Saved entries
-- START --

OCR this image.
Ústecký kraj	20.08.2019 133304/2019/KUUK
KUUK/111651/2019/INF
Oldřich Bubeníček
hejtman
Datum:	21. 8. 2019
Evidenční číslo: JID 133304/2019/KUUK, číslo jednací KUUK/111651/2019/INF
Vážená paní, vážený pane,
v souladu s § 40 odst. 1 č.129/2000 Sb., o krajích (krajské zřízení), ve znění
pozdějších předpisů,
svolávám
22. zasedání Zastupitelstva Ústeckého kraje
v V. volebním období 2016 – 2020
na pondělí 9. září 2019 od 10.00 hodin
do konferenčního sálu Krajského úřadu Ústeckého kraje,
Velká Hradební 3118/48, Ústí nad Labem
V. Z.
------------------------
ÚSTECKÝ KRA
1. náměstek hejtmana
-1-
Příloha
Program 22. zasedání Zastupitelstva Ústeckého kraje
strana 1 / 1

-- END --
-- START --

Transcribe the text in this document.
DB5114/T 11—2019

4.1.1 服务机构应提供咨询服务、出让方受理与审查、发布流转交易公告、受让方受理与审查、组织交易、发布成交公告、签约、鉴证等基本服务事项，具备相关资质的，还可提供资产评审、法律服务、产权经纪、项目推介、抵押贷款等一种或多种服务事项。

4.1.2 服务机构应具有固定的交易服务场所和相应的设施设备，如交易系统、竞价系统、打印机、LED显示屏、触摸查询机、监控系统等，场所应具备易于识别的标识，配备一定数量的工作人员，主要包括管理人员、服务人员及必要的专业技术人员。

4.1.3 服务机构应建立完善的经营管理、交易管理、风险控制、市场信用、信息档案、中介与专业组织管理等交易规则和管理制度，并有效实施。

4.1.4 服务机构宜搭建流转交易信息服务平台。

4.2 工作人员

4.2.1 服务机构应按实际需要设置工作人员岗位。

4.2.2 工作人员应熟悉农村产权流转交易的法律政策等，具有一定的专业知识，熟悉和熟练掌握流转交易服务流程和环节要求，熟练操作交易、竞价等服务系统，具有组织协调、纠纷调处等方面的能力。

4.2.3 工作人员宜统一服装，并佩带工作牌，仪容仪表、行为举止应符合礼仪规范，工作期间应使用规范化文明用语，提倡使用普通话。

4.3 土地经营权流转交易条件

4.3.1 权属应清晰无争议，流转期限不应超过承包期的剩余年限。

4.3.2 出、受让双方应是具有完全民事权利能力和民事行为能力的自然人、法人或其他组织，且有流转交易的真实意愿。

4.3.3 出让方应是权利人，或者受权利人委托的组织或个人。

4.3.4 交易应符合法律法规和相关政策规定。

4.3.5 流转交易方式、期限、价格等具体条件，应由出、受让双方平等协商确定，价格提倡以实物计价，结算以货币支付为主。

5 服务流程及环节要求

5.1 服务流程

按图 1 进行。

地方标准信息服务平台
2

-- END --

Do this =>
Identify all lines where the word "Zastupitelstva" shows up. Copy them.

Solved exercise =>
22. zasedání Zastupitelstva Ústeckého kraje
Program 22. zasedání Zastupitelstva Ústeckého kraje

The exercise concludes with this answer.